Exercise directions: Check each line of the material. Copy those containing "JSON".

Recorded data
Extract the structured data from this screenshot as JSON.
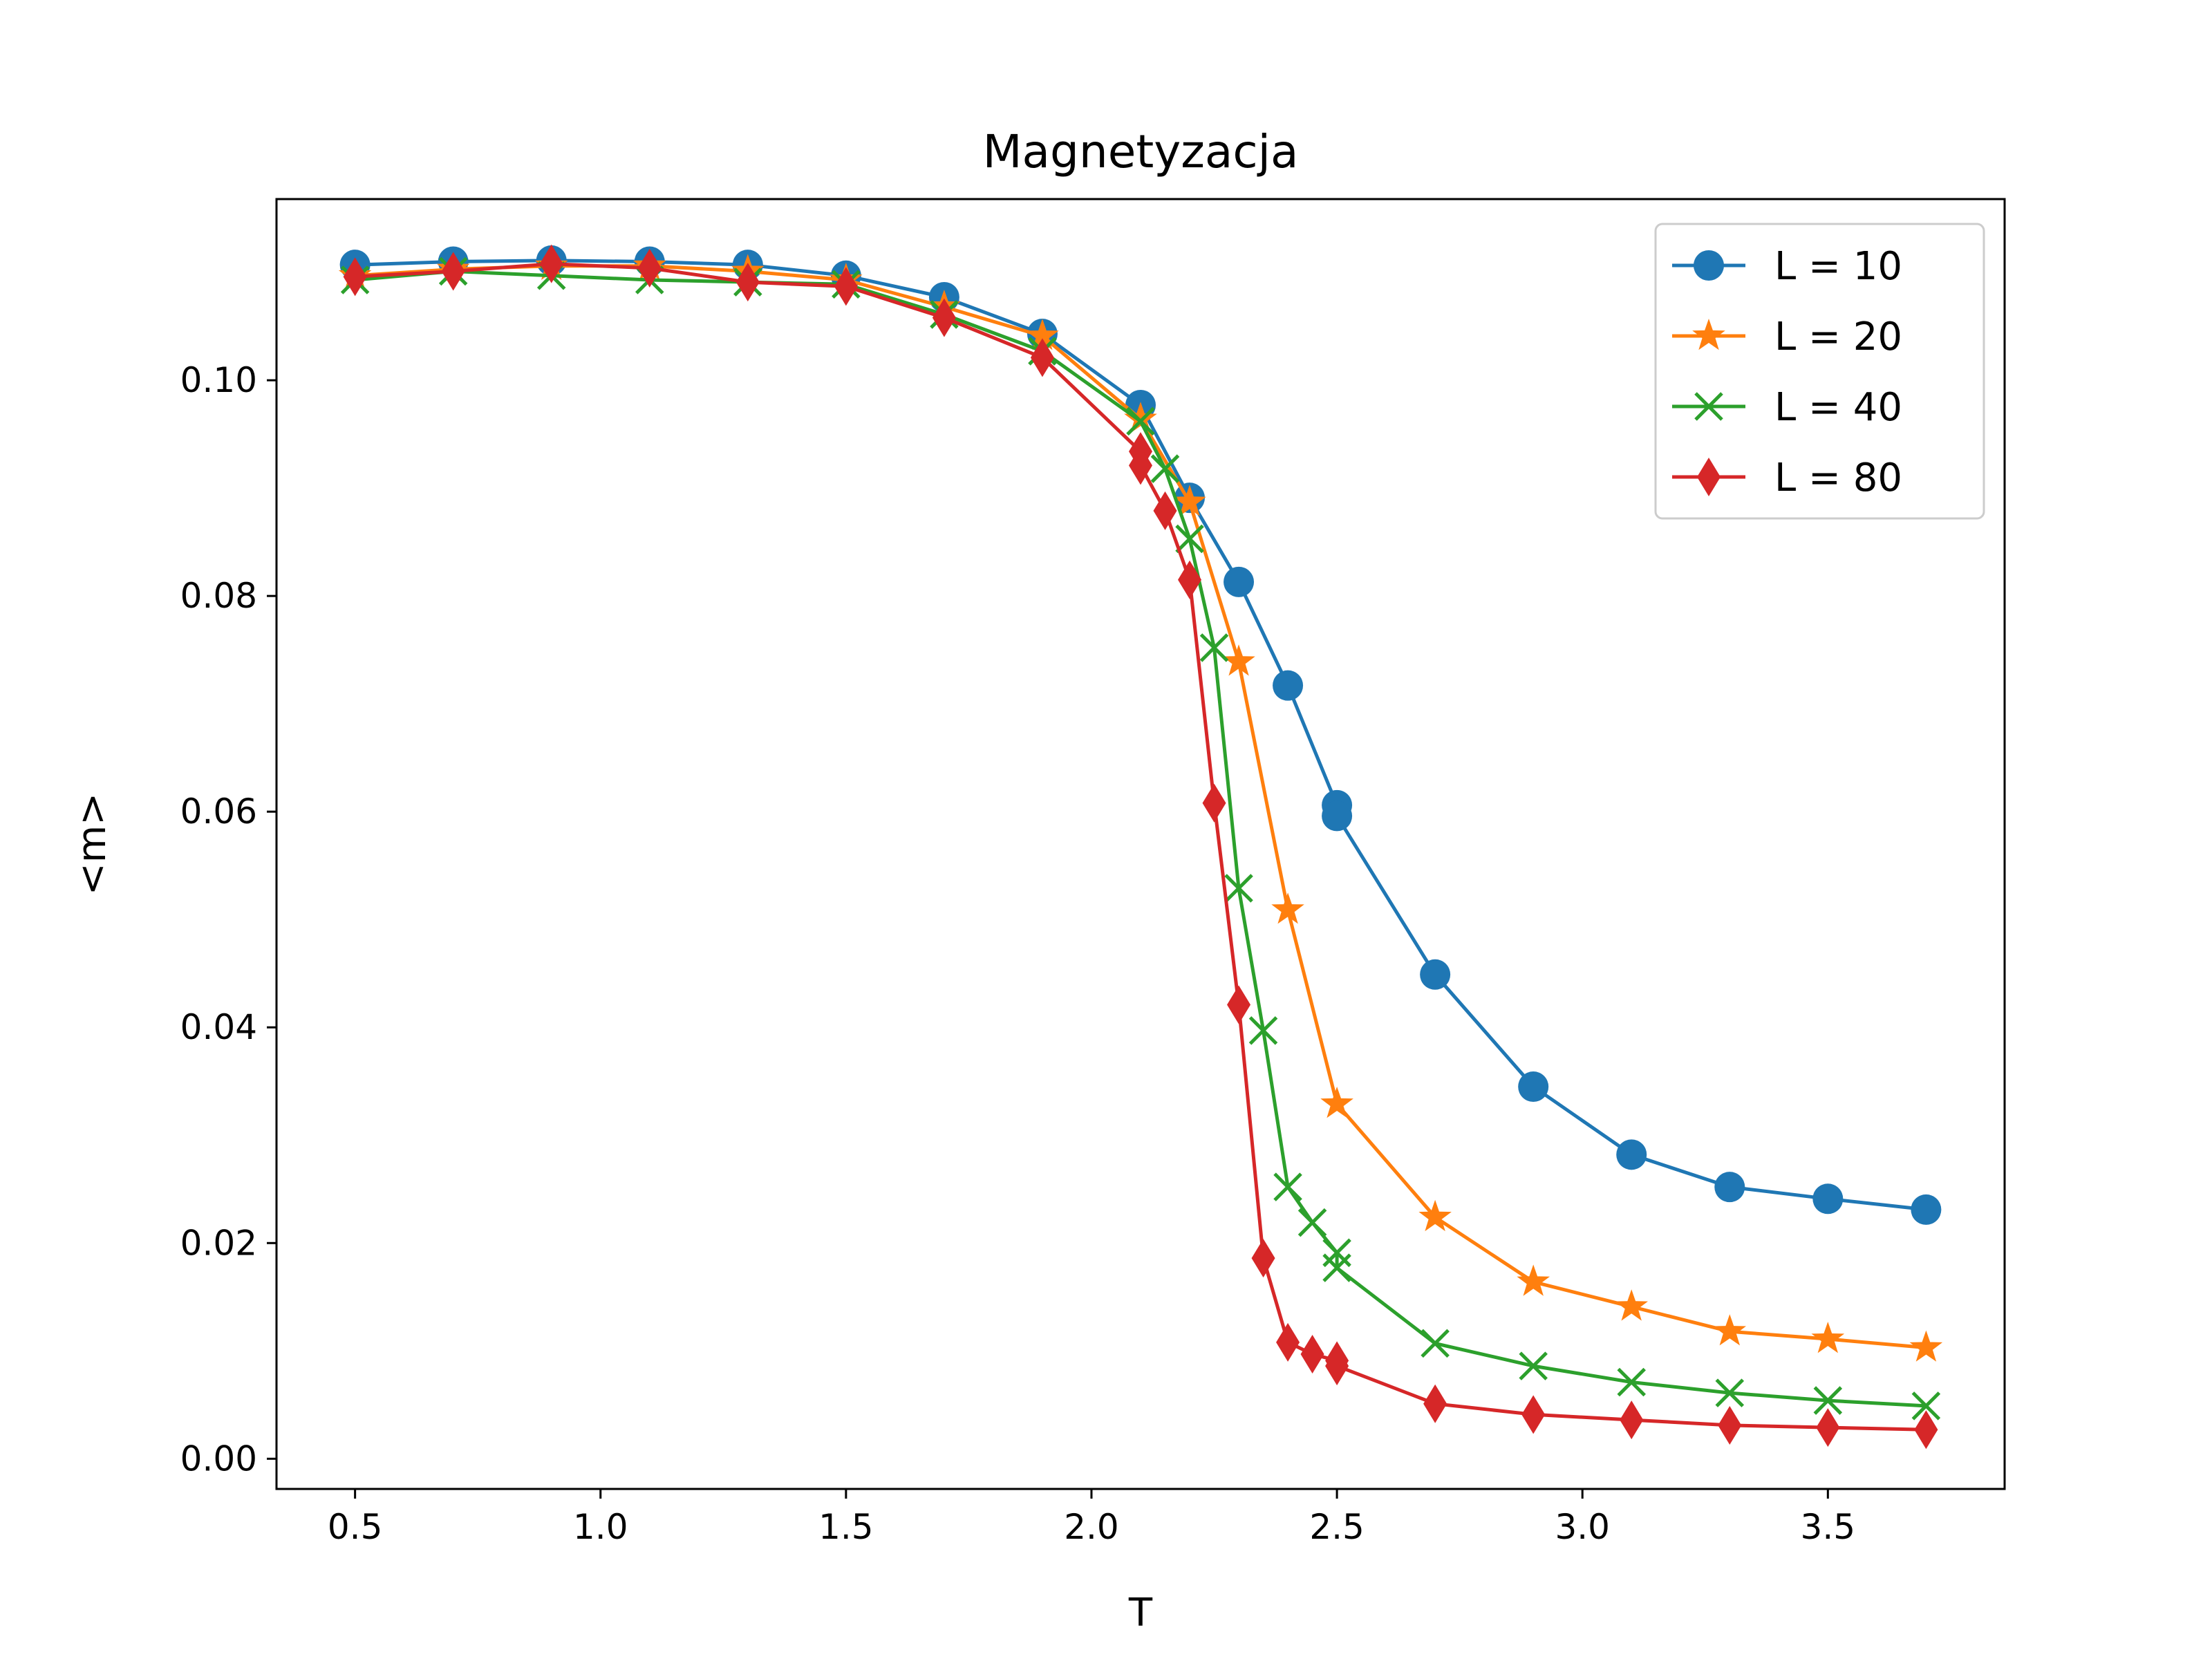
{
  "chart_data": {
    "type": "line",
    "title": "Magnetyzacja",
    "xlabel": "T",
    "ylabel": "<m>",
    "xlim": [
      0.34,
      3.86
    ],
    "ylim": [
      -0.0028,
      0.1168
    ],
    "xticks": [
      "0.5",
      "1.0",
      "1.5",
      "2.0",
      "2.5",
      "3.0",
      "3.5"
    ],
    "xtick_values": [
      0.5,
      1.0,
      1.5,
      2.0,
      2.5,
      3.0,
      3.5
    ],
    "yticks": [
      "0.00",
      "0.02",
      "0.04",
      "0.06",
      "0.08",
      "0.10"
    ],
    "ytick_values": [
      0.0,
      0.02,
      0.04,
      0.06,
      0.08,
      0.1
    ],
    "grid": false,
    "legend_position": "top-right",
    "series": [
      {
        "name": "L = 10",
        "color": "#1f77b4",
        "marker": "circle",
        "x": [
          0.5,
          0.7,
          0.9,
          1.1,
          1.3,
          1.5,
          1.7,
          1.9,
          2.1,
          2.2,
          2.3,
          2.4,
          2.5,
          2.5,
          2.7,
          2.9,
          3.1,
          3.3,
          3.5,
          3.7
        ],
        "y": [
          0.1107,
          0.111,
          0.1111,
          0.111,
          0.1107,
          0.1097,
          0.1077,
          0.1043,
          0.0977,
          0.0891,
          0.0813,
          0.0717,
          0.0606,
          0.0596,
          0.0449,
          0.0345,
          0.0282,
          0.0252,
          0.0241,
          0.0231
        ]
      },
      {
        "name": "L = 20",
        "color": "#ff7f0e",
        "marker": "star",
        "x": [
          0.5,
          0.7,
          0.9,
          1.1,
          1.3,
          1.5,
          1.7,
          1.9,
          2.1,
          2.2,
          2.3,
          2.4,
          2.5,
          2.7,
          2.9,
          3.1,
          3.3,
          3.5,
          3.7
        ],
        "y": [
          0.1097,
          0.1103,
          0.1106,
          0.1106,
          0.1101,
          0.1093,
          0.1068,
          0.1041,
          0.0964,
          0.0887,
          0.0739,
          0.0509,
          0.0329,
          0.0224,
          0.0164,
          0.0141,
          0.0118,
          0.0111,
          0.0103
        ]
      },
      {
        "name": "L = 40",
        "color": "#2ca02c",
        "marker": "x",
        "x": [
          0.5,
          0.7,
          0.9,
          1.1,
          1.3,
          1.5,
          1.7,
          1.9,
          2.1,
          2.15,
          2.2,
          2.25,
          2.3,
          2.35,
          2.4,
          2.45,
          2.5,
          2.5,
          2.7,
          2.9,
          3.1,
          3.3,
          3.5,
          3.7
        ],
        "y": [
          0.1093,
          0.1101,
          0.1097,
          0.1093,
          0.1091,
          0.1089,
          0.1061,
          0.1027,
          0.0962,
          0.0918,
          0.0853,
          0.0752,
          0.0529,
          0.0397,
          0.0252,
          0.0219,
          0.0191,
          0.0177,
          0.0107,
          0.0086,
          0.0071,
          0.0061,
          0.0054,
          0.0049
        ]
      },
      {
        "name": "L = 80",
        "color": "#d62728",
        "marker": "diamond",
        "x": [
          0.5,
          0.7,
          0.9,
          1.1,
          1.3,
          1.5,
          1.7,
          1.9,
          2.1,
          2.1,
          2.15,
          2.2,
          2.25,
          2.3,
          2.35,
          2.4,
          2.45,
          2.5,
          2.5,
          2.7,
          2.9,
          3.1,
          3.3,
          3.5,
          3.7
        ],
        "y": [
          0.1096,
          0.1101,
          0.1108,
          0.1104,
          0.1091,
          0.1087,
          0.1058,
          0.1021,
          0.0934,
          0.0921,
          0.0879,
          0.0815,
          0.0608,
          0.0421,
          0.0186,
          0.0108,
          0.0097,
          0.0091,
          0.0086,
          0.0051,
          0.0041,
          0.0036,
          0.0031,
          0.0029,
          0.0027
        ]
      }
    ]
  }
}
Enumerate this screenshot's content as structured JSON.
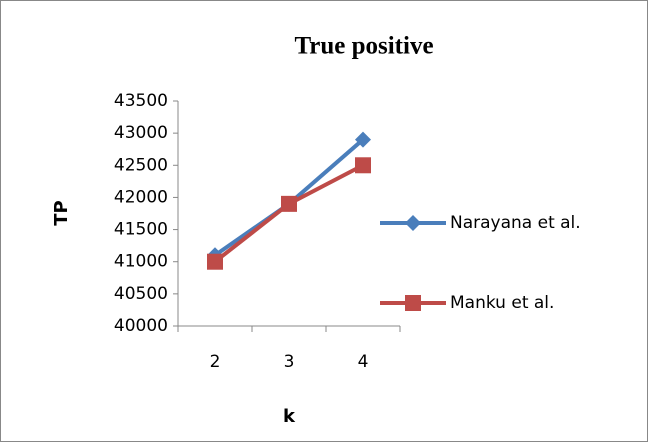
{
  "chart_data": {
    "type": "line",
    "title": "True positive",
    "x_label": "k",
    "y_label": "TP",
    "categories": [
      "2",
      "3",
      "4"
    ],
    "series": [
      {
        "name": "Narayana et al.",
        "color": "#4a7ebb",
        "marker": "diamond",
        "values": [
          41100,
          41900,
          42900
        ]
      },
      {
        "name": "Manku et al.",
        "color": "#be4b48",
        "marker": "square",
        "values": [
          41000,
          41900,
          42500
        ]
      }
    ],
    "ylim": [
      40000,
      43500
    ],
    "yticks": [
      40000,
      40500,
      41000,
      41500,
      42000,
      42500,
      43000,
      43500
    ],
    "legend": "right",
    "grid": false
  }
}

The response:
Extract the structured data from this screenshot as JSON.
Enumerate this screenshot's content as structured JSON.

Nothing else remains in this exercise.